↓

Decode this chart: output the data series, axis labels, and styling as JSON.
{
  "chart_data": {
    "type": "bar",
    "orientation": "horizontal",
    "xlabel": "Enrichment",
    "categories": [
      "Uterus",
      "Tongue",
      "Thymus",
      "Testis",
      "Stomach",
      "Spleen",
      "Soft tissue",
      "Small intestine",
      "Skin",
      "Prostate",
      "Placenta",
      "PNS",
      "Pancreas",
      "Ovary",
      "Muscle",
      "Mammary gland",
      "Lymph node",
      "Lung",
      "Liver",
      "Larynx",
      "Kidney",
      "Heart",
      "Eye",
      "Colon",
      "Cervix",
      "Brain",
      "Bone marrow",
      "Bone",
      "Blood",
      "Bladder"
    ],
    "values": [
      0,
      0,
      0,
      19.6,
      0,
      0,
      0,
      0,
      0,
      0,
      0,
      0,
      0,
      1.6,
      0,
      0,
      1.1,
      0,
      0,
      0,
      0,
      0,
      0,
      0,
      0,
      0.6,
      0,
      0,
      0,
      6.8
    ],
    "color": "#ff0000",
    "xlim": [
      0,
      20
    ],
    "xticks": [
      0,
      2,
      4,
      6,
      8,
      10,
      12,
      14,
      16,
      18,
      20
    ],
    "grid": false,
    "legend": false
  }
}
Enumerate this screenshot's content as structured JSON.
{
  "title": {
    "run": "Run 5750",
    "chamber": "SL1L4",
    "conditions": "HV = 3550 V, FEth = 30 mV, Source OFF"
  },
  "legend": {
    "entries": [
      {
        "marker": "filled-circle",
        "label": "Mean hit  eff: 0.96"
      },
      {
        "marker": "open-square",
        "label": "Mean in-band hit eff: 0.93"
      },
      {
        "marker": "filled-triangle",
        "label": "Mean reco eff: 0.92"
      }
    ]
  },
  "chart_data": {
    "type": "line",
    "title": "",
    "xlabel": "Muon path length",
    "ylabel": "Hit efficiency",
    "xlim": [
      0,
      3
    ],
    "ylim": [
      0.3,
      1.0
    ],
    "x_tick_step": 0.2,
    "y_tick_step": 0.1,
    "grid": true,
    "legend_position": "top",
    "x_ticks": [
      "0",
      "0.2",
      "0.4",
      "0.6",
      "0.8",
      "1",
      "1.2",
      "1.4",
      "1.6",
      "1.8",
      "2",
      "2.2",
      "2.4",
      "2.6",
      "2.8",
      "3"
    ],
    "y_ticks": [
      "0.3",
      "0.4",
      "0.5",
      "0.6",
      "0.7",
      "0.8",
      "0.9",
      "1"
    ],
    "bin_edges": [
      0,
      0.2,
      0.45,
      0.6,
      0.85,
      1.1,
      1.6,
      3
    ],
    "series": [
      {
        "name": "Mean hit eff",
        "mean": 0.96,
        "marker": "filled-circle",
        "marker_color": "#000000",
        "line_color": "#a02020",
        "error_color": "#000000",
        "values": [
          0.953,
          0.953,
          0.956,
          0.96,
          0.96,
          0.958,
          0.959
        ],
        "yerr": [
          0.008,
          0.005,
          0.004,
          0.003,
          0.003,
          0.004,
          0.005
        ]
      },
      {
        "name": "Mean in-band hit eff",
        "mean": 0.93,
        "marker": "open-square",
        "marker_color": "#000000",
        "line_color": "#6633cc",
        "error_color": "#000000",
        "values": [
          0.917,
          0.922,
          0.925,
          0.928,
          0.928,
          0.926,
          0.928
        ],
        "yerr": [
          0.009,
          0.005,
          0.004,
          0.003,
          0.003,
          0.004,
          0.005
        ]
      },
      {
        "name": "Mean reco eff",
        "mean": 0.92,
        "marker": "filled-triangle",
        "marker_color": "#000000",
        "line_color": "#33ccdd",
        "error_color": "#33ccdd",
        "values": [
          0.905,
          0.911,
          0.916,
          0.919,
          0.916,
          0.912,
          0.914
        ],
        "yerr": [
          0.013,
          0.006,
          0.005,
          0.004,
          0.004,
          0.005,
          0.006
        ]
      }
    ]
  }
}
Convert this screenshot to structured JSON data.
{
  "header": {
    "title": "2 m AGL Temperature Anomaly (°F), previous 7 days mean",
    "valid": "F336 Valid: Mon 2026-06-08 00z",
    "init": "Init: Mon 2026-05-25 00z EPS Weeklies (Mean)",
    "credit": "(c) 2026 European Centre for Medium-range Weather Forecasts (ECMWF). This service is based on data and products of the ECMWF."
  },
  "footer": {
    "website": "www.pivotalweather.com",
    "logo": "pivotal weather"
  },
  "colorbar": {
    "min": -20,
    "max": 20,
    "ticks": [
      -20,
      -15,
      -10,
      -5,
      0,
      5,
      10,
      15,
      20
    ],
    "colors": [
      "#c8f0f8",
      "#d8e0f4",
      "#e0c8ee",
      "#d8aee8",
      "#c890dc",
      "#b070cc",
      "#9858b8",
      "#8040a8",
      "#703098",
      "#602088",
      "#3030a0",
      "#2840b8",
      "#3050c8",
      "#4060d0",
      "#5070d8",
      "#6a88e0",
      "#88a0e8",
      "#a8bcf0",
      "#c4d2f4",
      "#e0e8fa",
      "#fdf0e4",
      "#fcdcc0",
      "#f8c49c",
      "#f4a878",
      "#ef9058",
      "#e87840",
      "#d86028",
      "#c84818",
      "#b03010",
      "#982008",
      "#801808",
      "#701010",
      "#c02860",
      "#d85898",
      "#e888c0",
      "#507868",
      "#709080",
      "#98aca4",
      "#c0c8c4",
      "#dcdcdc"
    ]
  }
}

↑

§ **Exercise details**:
Scan the lines for the string "JSON". Pick out every line that has it.

§ **Completed exercise**:
Decode this chart: output the data series, axis labels, and styling as JSON.
Enumerate this screenshot's content as structured JSON.
Convert this screenshot to structured JSON data.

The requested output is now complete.